How many lines of the data include the string "content"? State the number and nothing else.

--- Begin ---

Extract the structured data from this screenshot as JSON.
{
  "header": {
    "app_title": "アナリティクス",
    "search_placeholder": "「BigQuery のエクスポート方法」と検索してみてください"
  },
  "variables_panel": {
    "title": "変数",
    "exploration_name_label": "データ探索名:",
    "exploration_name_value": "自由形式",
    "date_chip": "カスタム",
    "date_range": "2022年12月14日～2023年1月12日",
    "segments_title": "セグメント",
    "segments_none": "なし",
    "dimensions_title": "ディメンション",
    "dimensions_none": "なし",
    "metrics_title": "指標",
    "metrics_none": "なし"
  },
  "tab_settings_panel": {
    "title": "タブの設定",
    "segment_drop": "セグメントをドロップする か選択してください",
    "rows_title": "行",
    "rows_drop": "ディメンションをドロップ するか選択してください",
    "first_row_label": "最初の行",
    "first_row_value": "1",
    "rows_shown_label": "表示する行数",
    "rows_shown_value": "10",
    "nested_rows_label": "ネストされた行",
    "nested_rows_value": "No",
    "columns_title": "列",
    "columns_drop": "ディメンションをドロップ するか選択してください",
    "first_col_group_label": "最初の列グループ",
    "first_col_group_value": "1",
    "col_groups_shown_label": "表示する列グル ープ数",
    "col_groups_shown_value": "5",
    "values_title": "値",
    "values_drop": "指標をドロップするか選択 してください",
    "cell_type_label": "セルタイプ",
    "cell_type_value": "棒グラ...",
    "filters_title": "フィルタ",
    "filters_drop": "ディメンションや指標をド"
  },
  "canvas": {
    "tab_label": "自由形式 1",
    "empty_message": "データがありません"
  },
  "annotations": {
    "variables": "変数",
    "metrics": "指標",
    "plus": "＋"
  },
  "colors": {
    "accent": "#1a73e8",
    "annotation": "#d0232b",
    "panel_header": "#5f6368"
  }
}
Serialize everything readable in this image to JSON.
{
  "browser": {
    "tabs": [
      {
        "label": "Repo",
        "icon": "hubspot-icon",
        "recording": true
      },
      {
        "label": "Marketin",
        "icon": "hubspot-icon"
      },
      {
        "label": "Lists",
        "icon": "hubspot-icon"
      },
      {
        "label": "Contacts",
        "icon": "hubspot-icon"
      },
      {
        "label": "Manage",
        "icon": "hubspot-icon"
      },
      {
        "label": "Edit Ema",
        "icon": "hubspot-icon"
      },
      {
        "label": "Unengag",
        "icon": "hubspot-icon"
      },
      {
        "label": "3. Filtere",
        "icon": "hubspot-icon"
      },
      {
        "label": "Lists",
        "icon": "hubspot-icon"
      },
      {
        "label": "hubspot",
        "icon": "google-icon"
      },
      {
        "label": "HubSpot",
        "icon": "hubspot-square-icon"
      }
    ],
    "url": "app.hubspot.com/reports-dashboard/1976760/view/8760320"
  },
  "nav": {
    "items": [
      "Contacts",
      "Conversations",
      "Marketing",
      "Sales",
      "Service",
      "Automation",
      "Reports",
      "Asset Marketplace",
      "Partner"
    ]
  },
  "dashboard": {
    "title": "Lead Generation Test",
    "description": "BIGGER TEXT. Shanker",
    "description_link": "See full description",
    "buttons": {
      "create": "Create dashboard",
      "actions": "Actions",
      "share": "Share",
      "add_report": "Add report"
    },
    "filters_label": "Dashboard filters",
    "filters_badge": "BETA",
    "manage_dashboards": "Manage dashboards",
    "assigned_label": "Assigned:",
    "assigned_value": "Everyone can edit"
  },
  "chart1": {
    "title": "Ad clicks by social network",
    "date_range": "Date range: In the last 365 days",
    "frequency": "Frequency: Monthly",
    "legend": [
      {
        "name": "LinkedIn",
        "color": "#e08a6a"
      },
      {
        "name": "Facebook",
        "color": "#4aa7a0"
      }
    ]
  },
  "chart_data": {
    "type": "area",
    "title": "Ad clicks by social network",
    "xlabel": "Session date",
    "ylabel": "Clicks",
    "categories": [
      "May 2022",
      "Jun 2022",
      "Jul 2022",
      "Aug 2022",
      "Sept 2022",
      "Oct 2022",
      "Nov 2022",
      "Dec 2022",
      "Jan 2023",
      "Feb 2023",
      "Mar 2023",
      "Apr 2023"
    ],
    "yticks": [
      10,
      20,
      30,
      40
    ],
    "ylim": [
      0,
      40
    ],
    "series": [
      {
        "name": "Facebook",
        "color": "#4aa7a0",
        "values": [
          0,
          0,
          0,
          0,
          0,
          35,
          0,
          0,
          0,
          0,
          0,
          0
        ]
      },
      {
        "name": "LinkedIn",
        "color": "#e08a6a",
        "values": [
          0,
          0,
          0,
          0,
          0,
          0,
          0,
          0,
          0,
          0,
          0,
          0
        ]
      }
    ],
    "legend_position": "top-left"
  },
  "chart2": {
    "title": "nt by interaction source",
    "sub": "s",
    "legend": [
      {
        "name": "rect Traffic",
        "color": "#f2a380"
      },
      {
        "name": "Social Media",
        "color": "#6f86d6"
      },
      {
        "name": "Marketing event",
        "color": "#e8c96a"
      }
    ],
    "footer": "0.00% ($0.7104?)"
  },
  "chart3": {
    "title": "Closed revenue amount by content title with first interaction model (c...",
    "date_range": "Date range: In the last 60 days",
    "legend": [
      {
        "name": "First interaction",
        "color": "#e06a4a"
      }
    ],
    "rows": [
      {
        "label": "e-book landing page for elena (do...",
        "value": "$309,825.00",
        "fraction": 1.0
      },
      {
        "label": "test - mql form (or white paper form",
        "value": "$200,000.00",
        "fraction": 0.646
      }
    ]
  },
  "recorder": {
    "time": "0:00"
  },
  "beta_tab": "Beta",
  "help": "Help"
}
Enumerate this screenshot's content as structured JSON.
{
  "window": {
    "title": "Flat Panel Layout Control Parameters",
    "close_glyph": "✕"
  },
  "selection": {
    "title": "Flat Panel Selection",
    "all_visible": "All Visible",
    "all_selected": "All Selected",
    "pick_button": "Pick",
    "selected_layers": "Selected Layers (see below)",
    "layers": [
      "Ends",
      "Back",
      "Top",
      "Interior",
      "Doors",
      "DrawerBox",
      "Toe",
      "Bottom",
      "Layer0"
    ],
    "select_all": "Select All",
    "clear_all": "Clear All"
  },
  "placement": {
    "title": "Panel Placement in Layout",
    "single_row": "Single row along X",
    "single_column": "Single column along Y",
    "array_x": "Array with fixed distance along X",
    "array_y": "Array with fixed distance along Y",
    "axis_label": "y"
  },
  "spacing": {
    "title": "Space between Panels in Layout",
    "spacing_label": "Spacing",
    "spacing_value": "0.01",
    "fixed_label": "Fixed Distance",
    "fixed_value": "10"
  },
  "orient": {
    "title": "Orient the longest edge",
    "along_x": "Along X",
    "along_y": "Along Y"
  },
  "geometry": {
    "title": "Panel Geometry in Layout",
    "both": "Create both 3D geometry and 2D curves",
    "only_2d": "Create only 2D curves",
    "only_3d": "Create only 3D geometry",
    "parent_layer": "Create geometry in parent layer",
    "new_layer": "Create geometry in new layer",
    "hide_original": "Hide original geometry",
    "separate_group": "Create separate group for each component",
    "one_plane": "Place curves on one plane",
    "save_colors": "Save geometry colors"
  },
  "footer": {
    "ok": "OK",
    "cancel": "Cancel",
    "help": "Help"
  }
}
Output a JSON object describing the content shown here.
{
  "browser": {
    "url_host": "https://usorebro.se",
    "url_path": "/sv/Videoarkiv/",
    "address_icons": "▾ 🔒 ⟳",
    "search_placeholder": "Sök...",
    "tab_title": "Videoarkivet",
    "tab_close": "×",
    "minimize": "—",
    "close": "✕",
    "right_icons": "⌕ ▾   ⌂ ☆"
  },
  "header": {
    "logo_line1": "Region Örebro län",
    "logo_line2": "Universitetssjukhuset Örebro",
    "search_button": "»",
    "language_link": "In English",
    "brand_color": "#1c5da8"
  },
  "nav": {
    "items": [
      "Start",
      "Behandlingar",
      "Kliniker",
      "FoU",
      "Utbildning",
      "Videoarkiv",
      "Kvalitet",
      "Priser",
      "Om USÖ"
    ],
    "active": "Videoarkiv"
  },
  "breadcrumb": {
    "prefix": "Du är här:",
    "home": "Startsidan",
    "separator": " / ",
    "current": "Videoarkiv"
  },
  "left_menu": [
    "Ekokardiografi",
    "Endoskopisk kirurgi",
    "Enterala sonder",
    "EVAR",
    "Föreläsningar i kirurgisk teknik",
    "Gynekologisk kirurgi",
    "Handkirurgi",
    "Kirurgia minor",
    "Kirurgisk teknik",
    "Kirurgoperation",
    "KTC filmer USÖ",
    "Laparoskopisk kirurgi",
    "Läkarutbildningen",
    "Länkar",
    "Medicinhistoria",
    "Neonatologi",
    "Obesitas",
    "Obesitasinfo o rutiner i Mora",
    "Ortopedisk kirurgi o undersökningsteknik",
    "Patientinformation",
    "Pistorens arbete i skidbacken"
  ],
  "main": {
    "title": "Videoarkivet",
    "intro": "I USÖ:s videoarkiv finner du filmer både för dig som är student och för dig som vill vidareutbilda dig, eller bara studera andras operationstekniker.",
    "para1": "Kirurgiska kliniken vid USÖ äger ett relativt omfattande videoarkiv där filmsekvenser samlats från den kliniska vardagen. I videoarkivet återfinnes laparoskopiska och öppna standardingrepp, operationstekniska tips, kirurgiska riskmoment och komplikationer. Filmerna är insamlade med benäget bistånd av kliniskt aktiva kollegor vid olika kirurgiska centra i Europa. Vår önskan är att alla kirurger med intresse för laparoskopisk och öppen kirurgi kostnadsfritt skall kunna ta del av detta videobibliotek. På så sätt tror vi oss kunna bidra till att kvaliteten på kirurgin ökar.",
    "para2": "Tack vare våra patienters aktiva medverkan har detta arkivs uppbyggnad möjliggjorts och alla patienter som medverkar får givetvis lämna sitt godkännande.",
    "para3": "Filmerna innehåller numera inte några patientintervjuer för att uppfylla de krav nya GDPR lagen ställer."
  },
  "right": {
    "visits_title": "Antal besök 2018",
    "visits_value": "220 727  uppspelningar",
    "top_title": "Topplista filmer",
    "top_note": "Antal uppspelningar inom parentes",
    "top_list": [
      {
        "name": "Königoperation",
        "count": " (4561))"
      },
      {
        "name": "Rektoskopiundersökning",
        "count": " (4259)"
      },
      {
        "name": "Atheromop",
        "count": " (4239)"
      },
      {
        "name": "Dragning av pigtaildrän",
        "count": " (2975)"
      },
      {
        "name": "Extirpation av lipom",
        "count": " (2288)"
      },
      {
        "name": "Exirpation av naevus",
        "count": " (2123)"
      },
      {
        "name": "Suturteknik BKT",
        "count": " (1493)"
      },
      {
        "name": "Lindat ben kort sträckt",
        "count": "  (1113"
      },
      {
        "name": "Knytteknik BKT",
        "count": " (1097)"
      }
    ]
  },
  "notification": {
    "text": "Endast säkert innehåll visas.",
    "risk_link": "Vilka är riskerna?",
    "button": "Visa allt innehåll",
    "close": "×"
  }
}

--- End ---

Exercise response: 3